(What the exercise asks): Convert every line of the data below into a JSON list of strings, one string per line, skipping blank lines. Leave the pictures out.

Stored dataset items
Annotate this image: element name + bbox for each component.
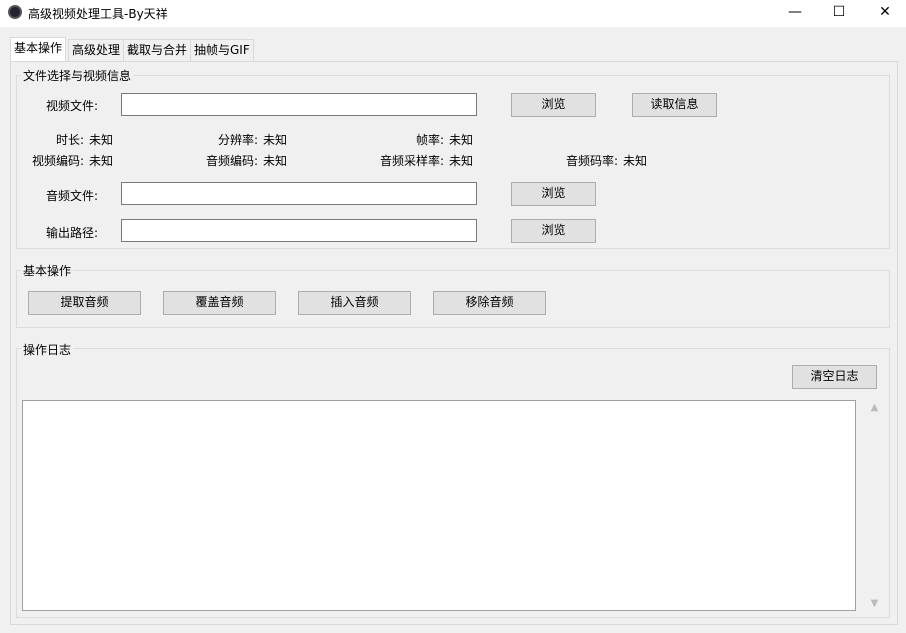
resolution-label: 分辨率: bbox=[217, 133, 258, 147]
extract-audio-button[interactable]: 提取音频 bbox=[28, 291, 141, 315]
tab-cut-merge[interactable]: 截取与合并 bbox=[123, 39, 192, 61]
vcodec-label: 视频编码: bbox=[31, 154, 84, 168]
duration-label: 时长: bbox=[55, 133, 84, 147]
vcodec-value: 未知 bbox=[89, 154, 114, 168]
minimize-button[interactable]: — bbox=[772, 0, 818, 27]
scroll-down-icon[interactable]: ▼ bbox=[866, 598, 883, 609]
app-icon bbox=[8, 5, 22, 19]
scroll-up-icon[interactable]: ▲ bbox=[866, 402, 883, 413]
window-title: 高级视频处理工具-By天祥 bbox=[28, 7, 168, 21]
acodec-value: 未知 bbox=[263, 154, 288, 168]
video-file-label: 视频文件: bbox=[45, 99, 98, 113]
insert-audio-button[interactable]: 插入音频 bbox=[298, 291, 411, 315]
maximize-button[interactable]: ☐ bbox=[816, 0, 862, 27]
samplerate-value: 未知 bbox=[449, 154, 474, 168]
fps-value: 未知 bbox=[449, 133, 474, 147]
replace-audio-button[interactable]: 覆盖音频 bbox=[163, 291, 276, 315]
output-browse-button[interactable]: 浏览 bbox=[511, 219, 596, 243]
log-scrollbar[interactable]: ▲ ▼ bbox=[866, 400, 883, 611]
audio-file-input[interactable] bbox=[121, 182, 477, 205]
read-info-button[interactable]: 读取信息 bbox=[632, 93, 717, 117]
output-path-input[interactable] bbox=[121, 219, 477, 242]
clear-log-button[interactable]: 清空日志 bbox=[792, 365, 877, 389]
tab-basic[interactable]: 基本操作 bbox=[10, 37, 67, 61]
ops-group-title: 基本操作 bbox=[21, 262, 74, 279]
samplerate-label: 音频采样率: bbox=[379, 154, 444, 168]
title-bar: 高级视频处理工具-By天祥 — ☐ ✕ bbox=[0, 0, 906, 27]
video-browse-button[interactable]: 浏览 bbox=[511, 93, 596, 117]
remove-audio-button[interactable]: 移除音频 bbox=[433, 291, 546, 315]
log-group-title: 操作日志 bbox=[21, 341, 74, 358]
file-group-title: 文件选择与视频信息 bbox=[21, 67, 134, 84]
tab-advanced[interactable]: 高级处理 bbox=[68, 39, 125, 61]
abitrate-value: 未知 bbox=[623, 154, 648, 168]
resolution-value: 未知 bbox=[263, 133, 288, 147]
abitrate-label: 音频码率: bbox=[565, 154, 618, 168]
audio-file-label: 音频文件: bbox=[45, 189, 98, 203]
duration-value: 未知 bbox=[89, 133, 114, 147]
log-textarea[interactable] bbox=[22, 400, 856, 611]
output-path-label: 输出路径: bbox=[45, 226, 98, 240]
video-file-input[interactable] bbox=[121, 93, 477, 116]
close-button[interactable]: ✕ bbox=[862, 0, 906, 27]
audio-browse-button[interactable]: 浏览 bbox=[511, 182, 596, 206]
tab-frames-gif[interactable]: 抽帧与GIF bbox=[190, 39, 254, 61]
acodec-label: 音频编码: bbox=[205, 154, 258, 168]
fps-label: 帧率: bbox=[415, 133, 444, 147]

(Exercise response):
[
  "Annotate this image: element name + bbox for each component.",
  "resolution-label: 分辨率: bbox=[217, 133, 258, 147]",
  "extract-audio-button[interactable]: 提取音频 bbox=[28, 291, 141, 315]",
  "tab-cut-merge[interactable]: 截取与合并 bbox=[123, 39, 192, 61]",
  "vcodec-label: 视频编码: bbox=[31, 154, 84, 168]",
  "duration-label: 时长: bbox=[55, 133, 84, 147]",
  "vcodec-value: 未知 bbox=[89, 154, 114, 168]",
  "minimize-button[interactable]: — bbox=[772, 0, 818, 27]",
  "scroll-down-icon[interactable]: ▼ bbox=[866, 598, 883, 609]",
  "app-icon bbox=[8, 5, 22, 19]",
  "scroll-up-icon[interactable]: ▲ bbox=[866, 402, 883, 413]",
  "window-title: 高级视频处理工具-By天祥 bbox=[28, 7, 168, 21]",
  "acodec-value: 未知 bbox=[263, 154, 288, 168]",
  "video-file-label: 视频文件: bbox=[45, 99, 98, 113]",
  "insert-audio-button[interactable]: 插入音频 bbox=[298, 291, 411, 315]",
  "maximize-button[interactable]: ☐ bbox=[816, 0, 862, 27]",
  "samplerate-value: 未知 bbox=[449, 154, 474, 168]",
  "fps-value: 未知 bbox=[449, 133, 474, 147]",
  "replace-audio-button[interactable]: 覆盖音频 bbox=[163, 291, 276, 315]",
  "output-browse-button[interactable]: 浏览 bbox=[511, 219, 596, 243]",
  "log-scrollbar[interactable]: ▲ ▼ bbox=[866, 400, 883, 611]",
  "audio-file-input[interactable] bbox=[121, 182, 477, 205]",
  "read-info-button[interactable]: 读取信息 bbox=[632, 93, 717, 117]",
  "output-path-input[interactable] bbox=[121, 219, 477, 242]",
  "clear-log-button[interactable]: 清空日志 bbox=[792, 365, 877, 389]",
  "tab-basic[interactable]: 基本操作 bbox=[10, 37, 67, 61]",
  "ops-group-title: 基本操作 bbox=[21, 262, 74, 279]",
  "samplerate-label: 音频采样率: bbox=[379, 154, 444, 168]",
  "title-bar: 高级视频处理工具-By天祥 — ☐ ✕ bbox=[0, 0, 906, 27]",
  "video-browse-button[interactable]: 浏览 bbox=[511, 93, 596, 117]",
  "remove-audio-button[interactable]: 移除音频 bbox=[433, 291, 546, 315]",
  "log-group-title: 操作日志 bbox=[21, 341, 74, 358]",
  "file-group-title: 文件选择与视频信息 bbox=[21, 67, 134, 84]",
  "tab-advanced[interactable]: 高级处理 bbox=[68, 39, 125, 61]",
  "abitrate-value: 未知 bbox=[623, 154, 648, 168]",
  "resolution-value: 未知 bbox=[263, 133, 288, 147]",
  "abitrate-label: 音频码率: bbox=[565, 154, 618, 168]",
  "audio-file-label: 音频文件: bbox=[45, 189, 98, 203]",
  "duration-value: 未知 bbox=[89, 133, 114, 147]",
  "log-textarea[interactable] bbox=[22, 400, 856, 611]",
  "output-path-label: 输出路径: bbox=[45, 226, 98, 240]",
  "video-file-input[interactable] bbox=[121, 93, 477, 116]",
  "close-button[interactable]: ✕ bbox=[862, 0, 906, 27]",
  "audio-browse-button[interactable]: 浏览 bbox=[511, 182, 596, 206]",
  "tab-frames-gif[interactable]: 抽帧与GIF bbox=[190, 39, 254, 61]",
  "acodec-label: 音频编码: bbox=[205, 154, 258, 168]",
  "fps-label: 帧率: bbox=[415, 133, 444, 147]"
]